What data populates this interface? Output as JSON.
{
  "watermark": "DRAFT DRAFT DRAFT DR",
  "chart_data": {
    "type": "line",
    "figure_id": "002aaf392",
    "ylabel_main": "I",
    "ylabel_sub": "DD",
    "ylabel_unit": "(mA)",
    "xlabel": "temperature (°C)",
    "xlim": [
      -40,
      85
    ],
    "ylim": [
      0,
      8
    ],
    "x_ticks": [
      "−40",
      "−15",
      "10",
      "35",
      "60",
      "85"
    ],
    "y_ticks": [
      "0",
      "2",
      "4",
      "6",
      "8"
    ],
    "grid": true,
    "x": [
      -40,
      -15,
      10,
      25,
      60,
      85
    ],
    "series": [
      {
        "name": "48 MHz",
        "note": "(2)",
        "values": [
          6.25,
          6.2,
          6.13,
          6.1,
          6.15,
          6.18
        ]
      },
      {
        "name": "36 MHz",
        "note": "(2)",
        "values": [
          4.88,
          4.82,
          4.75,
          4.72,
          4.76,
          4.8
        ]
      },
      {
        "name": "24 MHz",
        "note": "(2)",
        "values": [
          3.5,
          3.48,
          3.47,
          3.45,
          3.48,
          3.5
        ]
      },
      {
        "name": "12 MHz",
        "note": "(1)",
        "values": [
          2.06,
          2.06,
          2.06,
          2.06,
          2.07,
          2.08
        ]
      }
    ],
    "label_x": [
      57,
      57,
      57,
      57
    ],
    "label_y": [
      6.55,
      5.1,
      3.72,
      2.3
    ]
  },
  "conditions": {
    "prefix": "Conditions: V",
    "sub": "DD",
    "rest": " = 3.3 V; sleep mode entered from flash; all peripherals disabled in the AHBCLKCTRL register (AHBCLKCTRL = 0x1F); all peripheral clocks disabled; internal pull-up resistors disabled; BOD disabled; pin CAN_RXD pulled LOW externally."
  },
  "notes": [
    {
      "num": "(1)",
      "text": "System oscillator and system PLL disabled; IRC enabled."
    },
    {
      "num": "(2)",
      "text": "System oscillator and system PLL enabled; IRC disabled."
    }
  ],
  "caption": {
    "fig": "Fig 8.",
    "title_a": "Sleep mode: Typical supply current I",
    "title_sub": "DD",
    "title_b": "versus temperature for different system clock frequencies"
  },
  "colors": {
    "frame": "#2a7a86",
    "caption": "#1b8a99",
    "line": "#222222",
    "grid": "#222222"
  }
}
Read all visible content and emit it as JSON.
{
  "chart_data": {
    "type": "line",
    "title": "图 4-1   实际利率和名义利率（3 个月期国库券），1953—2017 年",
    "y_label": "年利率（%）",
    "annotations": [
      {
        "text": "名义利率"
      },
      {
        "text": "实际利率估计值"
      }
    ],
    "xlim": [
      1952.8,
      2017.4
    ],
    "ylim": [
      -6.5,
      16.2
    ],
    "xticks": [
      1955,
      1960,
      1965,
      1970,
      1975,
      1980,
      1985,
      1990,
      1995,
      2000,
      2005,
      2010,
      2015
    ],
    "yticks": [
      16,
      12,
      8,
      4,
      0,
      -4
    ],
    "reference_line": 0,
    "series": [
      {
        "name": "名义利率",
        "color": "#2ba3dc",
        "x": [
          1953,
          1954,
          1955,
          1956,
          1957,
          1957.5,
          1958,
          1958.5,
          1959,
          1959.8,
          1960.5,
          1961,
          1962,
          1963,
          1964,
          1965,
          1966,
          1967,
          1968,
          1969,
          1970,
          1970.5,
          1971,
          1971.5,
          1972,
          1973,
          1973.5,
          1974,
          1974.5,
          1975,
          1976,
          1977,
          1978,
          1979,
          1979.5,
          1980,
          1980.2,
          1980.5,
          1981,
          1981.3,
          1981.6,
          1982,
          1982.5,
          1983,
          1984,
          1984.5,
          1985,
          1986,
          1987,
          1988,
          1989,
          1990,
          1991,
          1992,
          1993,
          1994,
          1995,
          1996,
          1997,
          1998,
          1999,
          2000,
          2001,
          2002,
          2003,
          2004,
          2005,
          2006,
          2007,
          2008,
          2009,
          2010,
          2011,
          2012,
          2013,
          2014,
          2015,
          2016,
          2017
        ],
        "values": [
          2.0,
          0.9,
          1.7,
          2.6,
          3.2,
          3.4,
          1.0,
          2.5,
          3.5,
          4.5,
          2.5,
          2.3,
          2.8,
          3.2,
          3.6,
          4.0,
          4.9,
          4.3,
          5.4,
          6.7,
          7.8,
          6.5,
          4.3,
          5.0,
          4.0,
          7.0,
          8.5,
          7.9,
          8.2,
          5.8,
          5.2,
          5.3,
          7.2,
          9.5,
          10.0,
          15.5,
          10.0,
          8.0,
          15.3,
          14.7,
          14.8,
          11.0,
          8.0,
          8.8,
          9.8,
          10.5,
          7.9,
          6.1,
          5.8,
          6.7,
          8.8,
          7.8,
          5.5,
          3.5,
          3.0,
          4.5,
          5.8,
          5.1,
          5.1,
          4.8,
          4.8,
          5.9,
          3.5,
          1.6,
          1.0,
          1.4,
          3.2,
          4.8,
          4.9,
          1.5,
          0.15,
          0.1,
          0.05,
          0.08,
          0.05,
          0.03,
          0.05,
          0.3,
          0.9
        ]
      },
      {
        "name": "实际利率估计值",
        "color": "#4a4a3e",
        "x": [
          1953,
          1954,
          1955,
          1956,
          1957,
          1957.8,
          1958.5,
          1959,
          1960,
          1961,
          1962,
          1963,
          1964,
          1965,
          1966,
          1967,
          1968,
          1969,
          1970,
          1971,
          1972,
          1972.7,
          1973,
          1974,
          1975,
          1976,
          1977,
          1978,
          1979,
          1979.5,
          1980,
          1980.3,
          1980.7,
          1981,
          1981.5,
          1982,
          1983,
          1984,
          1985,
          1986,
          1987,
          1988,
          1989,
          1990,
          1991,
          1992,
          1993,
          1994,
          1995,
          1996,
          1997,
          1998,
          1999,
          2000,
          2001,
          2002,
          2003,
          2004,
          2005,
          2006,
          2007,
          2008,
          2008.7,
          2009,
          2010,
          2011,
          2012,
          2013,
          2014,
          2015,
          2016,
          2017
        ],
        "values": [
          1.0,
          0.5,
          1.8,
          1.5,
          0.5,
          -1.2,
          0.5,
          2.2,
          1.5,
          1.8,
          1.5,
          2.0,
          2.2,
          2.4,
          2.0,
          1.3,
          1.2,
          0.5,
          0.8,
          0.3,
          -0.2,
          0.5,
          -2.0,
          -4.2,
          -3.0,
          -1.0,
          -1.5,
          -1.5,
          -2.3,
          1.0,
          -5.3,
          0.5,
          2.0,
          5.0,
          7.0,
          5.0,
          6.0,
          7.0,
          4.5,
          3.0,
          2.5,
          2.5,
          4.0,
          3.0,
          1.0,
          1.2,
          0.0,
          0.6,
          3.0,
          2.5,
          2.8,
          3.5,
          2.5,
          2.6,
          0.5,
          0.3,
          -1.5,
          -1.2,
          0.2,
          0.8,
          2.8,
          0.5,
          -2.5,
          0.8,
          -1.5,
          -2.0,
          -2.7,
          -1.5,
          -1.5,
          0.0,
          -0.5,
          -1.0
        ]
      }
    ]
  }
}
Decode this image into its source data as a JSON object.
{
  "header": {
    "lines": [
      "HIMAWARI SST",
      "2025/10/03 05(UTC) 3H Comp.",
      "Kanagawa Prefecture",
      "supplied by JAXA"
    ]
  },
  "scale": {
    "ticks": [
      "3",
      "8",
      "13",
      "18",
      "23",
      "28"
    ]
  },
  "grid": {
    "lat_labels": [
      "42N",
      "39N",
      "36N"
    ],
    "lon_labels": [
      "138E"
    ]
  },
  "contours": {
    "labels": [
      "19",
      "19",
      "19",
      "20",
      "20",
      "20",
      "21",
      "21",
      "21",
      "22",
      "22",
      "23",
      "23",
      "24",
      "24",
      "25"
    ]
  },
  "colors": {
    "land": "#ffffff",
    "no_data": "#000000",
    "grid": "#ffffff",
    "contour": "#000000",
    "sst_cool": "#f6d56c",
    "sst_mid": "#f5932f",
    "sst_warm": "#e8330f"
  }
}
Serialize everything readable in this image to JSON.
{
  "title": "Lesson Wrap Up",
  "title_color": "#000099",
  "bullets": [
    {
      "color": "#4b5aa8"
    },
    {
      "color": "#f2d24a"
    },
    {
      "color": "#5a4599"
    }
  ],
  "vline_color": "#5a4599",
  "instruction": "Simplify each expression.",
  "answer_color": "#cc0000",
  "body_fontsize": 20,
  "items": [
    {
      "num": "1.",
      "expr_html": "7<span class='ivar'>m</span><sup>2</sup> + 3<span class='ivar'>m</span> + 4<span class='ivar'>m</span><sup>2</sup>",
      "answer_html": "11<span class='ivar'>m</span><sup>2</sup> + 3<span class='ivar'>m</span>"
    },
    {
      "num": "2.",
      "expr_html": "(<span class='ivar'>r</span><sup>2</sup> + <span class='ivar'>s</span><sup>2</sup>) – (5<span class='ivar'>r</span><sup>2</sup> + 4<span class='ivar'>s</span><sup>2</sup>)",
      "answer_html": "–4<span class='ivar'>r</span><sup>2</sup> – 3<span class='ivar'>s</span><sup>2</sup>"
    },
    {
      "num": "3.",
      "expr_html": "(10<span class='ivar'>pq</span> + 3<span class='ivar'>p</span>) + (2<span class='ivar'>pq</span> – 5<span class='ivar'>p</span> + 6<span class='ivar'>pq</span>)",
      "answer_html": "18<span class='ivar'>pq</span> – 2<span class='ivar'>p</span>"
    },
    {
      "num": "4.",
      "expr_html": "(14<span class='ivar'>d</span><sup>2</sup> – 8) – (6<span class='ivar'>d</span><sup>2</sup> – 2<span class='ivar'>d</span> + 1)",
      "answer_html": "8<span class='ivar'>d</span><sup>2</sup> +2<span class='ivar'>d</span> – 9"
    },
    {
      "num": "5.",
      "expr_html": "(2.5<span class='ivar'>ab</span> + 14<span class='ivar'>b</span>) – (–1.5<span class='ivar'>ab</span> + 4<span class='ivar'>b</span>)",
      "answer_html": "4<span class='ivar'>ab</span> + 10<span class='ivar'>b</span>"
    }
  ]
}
——
TASK DESCRIPTION: Pick each line holding the word "oscillator" out of the listing.

COMPLETED EXERCISE:
      "text": "System oscillator and system PLL disabled; IRC enabled."
      "text": "System oscillator and system PLL enabled; IRC disabled."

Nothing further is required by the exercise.